- [To be done] Find the lines of data that contain the string "text", then list them.

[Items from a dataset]
══════════
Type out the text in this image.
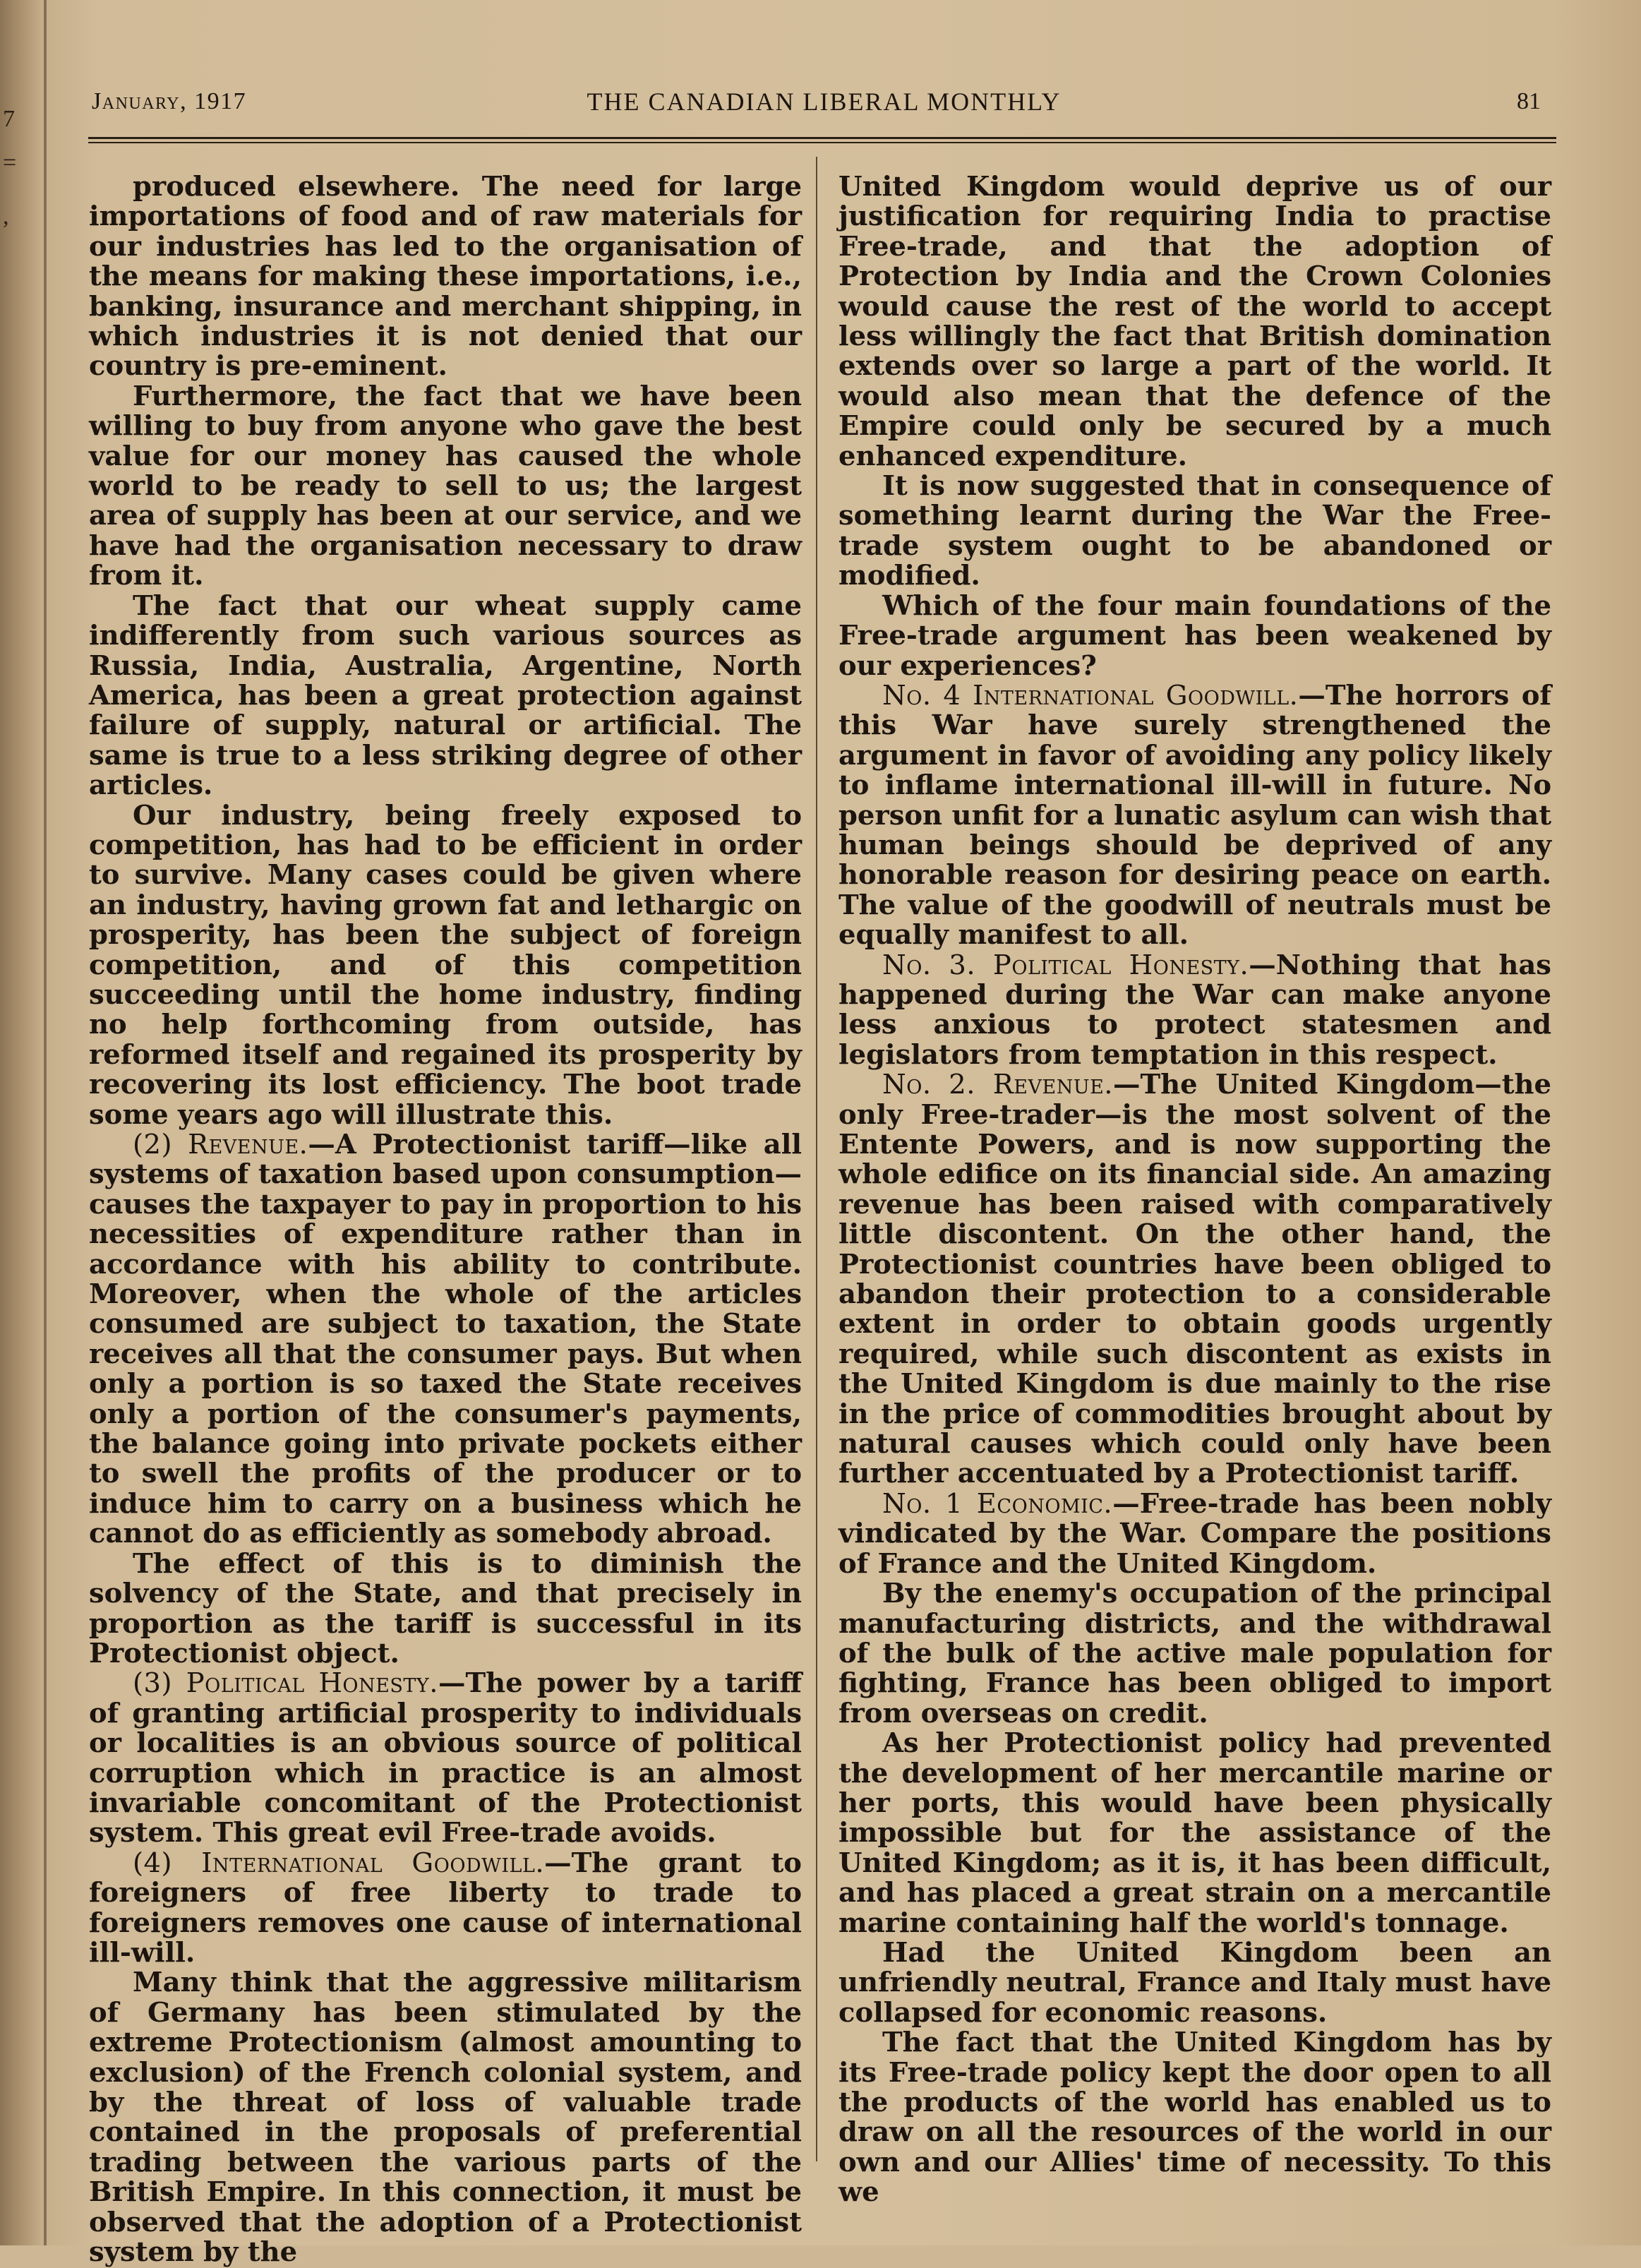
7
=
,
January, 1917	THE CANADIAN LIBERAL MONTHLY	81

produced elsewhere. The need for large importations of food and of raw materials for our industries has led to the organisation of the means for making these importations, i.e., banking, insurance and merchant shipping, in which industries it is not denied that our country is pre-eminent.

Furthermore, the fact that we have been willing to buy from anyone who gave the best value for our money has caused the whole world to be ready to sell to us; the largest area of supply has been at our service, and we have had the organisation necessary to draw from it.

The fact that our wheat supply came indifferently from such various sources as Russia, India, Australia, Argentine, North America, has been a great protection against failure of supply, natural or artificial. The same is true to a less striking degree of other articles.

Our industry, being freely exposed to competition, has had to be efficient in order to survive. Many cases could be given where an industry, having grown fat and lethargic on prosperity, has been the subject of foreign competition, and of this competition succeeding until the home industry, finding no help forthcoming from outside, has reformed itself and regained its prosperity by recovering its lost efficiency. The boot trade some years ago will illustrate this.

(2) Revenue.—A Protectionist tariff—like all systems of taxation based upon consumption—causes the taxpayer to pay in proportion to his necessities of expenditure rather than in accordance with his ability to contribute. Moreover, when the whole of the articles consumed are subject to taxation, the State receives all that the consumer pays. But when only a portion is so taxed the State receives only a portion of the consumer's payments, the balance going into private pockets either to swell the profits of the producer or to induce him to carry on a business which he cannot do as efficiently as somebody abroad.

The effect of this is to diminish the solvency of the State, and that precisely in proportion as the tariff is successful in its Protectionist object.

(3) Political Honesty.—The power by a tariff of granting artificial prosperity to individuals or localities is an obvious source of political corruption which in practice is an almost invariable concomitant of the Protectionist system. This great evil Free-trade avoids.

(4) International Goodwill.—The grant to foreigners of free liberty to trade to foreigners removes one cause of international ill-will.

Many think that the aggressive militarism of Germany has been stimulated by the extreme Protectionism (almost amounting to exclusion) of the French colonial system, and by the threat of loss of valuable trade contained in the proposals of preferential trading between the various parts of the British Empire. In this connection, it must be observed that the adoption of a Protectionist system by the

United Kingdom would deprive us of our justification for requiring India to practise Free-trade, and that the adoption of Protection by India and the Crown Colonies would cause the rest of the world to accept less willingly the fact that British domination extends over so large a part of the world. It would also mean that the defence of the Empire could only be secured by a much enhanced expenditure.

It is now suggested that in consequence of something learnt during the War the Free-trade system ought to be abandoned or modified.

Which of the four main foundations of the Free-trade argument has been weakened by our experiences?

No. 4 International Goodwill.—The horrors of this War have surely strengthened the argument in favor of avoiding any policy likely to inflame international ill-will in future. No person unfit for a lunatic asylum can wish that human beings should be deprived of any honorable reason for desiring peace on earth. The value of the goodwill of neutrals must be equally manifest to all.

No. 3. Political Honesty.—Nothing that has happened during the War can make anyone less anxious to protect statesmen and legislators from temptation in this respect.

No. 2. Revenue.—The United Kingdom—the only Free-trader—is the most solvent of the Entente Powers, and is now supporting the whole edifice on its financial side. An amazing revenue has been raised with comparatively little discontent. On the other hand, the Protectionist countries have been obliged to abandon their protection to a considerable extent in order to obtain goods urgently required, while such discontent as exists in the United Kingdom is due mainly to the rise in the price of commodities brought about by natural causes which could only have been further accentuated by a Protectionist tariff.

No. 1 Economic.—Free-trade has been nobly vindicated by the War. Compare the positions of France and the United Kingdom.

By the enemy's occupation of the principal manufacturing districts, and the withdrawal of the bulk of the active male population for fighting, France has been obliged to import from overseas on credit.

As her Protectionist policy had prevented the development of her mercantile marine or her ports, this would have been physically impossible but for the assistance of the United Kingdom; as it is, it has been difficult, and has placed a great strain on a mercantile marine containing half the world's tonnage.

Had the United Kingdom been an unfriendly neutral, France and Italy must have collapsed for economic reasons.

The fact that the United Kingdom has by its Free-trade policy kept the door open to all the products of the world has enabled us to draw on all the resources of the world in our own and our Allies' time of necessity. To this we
══════════
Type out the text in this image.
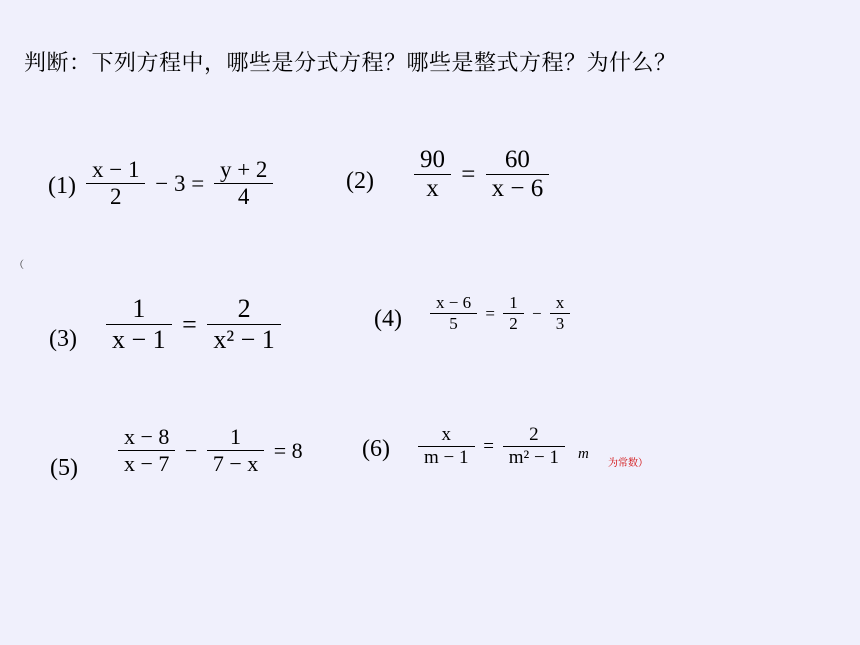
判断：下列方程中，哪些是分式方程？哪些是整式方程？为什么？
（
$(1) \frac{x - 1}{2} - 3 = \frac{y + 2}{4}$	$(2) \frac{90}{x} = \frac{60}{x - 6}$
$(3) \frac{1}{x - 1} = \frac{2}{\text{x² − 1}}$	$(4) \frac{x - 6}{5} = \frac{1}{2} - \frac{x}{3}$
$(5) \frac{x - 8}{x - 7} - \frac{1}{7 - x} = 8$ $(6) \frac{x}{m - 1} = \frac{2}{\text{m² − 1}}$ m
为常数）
══════════
- [Response to the exercise]
Type out the text in this image.
Type out the text in this image.
$(3) \frac{1}{x - 1} = \frac{2}{\text{x² − 1}}$	$(4) \frac{x - 6}{5} = \frac{1}{2} - \frac{x}{3}$
$(5) \frac{x - 8}{x - 7} - \frac{1}{7 - x} = 8$ $(6) \frac{x}{m - 1} = \frac{2}{\text{m² − 1}}$ m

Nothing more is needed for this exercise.